SHORT EXERCISE:
Copy out all of the material, matching it word for word.
start
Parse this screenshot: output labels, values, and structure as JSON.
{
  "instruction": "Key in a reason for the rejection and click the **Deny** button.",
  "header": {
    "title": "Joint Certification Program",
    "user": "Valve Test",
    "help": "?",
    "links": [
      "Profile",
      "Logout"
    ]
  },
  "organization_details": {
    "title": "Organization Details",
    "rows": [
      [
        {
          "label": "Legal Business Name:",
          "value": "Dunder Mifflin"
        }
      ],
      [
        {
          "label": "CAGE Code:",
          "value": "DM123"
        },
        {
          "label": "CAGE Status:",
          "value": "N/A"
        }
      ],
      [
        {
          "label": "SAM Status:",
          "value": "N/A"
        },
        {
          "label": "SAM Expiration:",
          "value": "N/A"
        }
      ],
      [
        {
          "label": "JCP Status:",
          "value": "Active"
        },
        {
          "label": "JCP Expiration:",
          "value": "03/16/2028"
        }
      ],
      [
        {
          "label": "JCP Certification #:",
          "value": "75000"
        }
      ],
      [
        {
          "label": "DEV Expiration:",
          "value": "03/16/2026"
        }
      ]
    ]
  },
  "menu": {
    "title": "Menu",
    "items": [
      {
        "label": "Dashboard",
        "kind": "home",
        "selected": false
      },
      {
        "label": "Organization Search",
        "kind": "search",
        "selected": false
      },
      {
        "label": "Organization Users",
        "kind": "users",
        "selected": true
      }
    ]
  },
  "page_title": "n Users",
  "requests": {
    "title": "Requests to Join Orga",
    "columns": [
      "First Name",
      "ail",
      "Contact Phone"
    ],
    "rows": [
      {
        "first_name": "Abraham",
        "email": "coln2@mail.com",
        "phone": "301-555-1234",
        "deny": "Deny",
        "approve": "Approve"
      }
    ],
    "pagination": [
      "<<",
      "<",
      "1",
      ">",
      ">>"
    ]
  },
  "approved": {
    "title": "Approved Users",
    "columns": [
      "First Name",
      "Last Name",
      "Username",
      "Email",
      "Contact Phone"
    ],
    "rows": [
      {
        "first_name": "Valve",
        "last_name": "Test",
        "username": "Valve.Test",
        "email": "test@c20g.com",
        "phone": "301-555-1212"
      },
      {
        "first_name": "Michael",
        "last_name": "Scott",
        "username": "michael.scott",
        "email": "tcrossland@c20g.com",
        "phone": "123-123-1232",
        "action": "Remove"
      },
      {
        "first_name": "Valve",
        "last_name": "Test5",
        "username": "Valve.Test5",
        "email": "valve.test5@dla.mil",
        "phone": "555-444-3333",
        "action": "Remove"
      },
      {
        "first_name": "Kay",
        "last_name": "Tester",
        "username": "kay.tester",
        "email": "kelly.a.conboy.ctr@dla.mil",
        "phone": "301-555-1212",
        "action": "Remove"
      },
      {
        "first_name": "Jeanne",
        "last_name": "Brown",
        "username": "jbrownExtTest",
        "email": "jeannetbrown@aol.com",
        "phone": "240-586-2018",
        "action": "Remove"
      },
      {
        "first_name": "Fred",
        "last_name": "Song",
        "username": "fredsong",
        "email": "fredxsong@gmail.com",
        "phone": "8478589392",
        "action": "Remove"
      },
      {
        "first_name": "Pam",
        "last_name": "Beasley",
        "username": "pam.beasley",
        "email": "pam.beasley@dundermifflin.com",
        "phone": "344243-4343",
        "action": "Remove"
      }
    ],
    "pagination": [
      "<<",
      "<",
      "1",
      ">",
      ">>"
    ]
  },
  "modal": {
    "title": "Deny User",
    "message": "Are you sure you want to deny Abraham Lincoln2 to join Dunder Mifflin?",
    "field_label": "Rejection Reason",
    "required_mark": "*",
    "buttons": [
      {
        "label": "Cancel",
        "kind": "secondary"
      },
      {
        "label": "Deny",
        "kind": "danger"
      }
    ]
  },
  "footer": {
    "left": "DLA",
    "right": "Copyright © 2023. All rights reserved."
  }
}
end
RESULT OF THIS TASK:
Parse this screenshot: output labels, values, and structure as JSON.
{
  "instruction": "Key in a reason for the rejection and click the **Deny** button.",
  "header": {
    "title": "Joint Certification Program",
    "user": "Valve Test",
    "help": "?",
    "links": [
      "Profile",
      "Logout"
    ]
  },
  "organization_details": {
    "title": "Organization Details",
    "rows": [
      [
        {
          "label": "Legal Business Name:",
          "value": "Dunder Mifflin"
        }
      ],
      [
        {
          "label": "CAGE Code:",
          "value": "DM123"
        },
        {
          "label": "CAGE Status:",
          "value": "N/A"
        }
      ],
      [
        {
          "label": "SAM Status:",
          "value": "N/A"
        },
        {
          "label": "SAM Expiration:",
          "value": "N/A"
        }
      ],
      [
        {
          "label": "JCP Status:",
          "value": "Active"
        },
        {
          "label": "JCP Expiration:",
          "value": "03/16/2028"
        }
      ],
      [
        {
          "label": "JCP Certification #:",
          "value": "75000"
        }
      ],
      [
        {
          "label": "DEV Expiration:",
          "value": "03/16/2026"
        }
      ]
    ]
  },
  "menu": {
    "title": "Menu",
    "items": [
      {
        "label": "Dashboard",
        "kind": "home",
        "selected": false
      },
      {
        "label": "Organization Search",
        "kind": "search",
        "selected": false
      },
      {
        "label": "Organization Users",
        "kind": "users",
        "selected": true
      }
    ]
  },
  "page_title": "n Users",
  "requests": {
    "title": "Requests to Join Orga",
    "columns": [
      "First Name",
      "ail",
      "Contact Phone"
    ],
    "rows": [
      {
        "first_name": "Abraham",
        "email": "coln2@mail.com",
        "phone": "301-555-1234",
        "deny": "Deny",
        "approve": "Approve"
      }
    ],
    "pagination": [
      "<<",
      "<",
      "1",
      ">",
      ">>"
    ]
  },
  "approved": {
    "title": "Approved Users",
    "columns": [
      "First Name",
      "Last Name",
      "Username",
      "Email",
      "Contact Phone"
    ],
    "rows": [
      {
        "first_name": "Valve",
        "last_name": "Test",
        "username": "Valve.Test",
        "email": "test@c20g.com",
        "phone": "301-555-1212"
      },
      {
        "first_name": "Michael",
        "last_name": "Scott",
        "username": "michael.scott",
        "email": "tcrossland@c20g.com",
        "phone": "123-123-1232",
        "action": "Remove"
      },
      {
        "first_name": "Valve",
        "last_name": "Test5",
        "username": "Valve.Test5",
        "email": "valve.test5@dla.mil",
        "phone": "555-444-3333",
        "action": "Remove"
      },
      {
        "first_name": "Kay",
        "last_name": "Tester",
        "username": "kay.tester",
        "email": "kelly.a.conboy.ctr@dla.mil",
        "phone": "301-555-1212",
        "action": "Remove"
      },
      {
        "first_name": "Jeanne",
        "last_name": "Brown",
        "username": "jbrownExtTest",
        "email": "jeannetbrown@aol.com",
        "phone": "240-586-2018",
        "action": "Remove"
      },
      {
        "first_name": "Fred",
        "last_name": "Song",
        "username": "fredsong",
        "email": "fredxsong@gmail.com",
        "phone": "8478589392",
        "action": "Remove"
      },
      {
        "first_name": "Pam",
        "last_name": "Beasley",
        "username": "pam.beasley",
        "email": "pam.beasley@dundermifflin.com",
        "phone": "344243-4343",
        "action": "Remove"
      }
    ],
    "pagination": [
      "<<",
      "<",
      "1",
      ">",
      ">>"
    ]
  },
  "modal": {
    "title": "Deny User",
    "message": "Are you sure you want to deny Abraham Lincoln2 to join Dunder Mifflin?",
    "field_label": "Rejection Reason",
    "required_mark": "*",
    "buttons": [
      {
        "label": "Cancel",
        "kind": "secondary"
      },
      {
        "label": "Deny",
        "kind": "danger"
      }
    ]
  },
  "footer": {
    "left": "DLA",
    "right": "Copyright © 2023. All rights reserved."
  }
}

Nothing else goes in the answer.